§ EXERCISE TASK
Reproduce each record below exactly as written.

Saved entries
+===+

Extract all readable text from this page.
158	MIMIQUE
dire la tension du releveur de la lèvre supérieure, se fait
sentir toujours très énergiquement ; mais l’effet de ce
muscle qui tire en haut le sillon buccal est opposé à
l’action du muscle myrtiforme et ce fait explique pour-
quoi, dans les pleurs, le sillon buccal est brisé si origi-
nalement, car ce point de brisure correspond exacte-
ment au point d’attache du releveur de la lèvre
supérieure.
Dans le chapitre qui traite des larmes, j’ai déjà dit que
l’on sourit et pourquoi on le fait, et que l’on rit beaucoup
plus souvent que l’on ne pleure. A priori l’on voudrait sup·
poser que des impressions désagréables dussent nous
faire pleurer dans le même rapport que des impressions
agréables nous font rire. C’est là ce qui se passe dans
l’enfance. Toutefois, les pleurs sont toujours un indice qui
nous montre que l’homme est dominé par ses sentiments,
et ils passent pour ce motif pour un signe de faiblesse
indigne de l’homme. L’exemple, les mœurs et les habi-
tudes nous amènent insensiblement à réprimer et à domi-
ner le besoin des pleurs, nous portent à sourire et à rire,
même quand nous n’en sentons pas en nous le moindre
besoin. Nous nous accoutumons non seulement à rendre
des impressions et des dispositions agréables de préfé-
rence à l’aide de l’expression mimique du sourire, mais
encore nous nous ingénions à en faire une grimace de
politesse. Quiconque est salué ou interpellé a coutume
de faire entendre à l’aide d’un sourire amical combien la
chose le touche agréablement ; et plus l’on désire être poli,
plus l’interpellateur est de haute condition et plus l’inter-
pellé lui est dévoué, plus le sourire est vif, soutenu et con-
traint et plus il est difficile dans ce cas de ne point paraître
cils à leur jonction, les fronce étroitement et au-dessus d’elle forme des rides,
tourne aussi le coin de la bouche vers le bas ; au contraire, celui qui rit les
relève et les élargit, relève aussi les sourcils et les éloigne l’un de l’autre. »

+===+

§ THE OUTPUT
Extract all readable text from this page.
158	MIMIQUE
dire la tension du releveur de la lèvre supérieure, se fait
sentir toujours très énergiquement ; mais l’effet de ce
muscle qui tire en haut le sillon buccal est opposé à
l’action du muscle myrtiforme et ce fait explique pour-
quoi, dans les pleurs, le sillon buccal est brisé si origi-
nalement, car ce point de brisure correspond exacte-
ment au point d’attache du releveur de la lèvre
supérieure.
Dans le chapitre qui traite des larmes, j’ai déjà dit que
l’on sourit et pourquoi on le fait, et que l’on rit beaucoup
plus souvent que l’on ne pleure. A priori l’on voudrait sup·
poser que des impressions désagréables dussent nous
faire pleurer dans le même rapport que des impressions
agréables nous font rire. C’est là ce qui se passe dans
l’enfance. Toutefois, les pleurs sont toujours un indice qui
nous montre que l’homme est dominé par ses sentiments,
et ils passent pour ce motif pour un signe de faiblesse
indigne de l’homme. L’exemple, les mœurs et les habi-
tudes nous amènent insensiblement à réprimer et à domi-
ner le besoin des pleurs, nous portent à sourire et à rire,
même quand nous n’en sentons pas en nous le moindre
besoin. Nous nous accoutumons non seulement à rendre
des impressions et des dispositions agréables de préfé-
rence à l’aide de l’expression mimique du sourire, mais
encore nous nous ingénions à en faire une grimace de
politesse. Quiconque est salué ou interpellé a coutume
de faire entendre à l’aide d’un sourire amical combien la
chose le touche agréablement ; et plus l’on désire être poli,
plus l’interpellateur est de haute condition et plus l’inter-
pellé lui est dévoué, plus le sourire est vif, soutenu et con-
traint et plus il est difficile dans ce cas de ne point paraître
cils à leur jonction, les fronce étroitement et au-dessus d’elle forme des rides,
tourne aussi le coin de la bouche vers le bas ; au contraire, celui qui rit les
relève et les élargit, relève aussi les sourcils et les éloigne l’un de l’autre. »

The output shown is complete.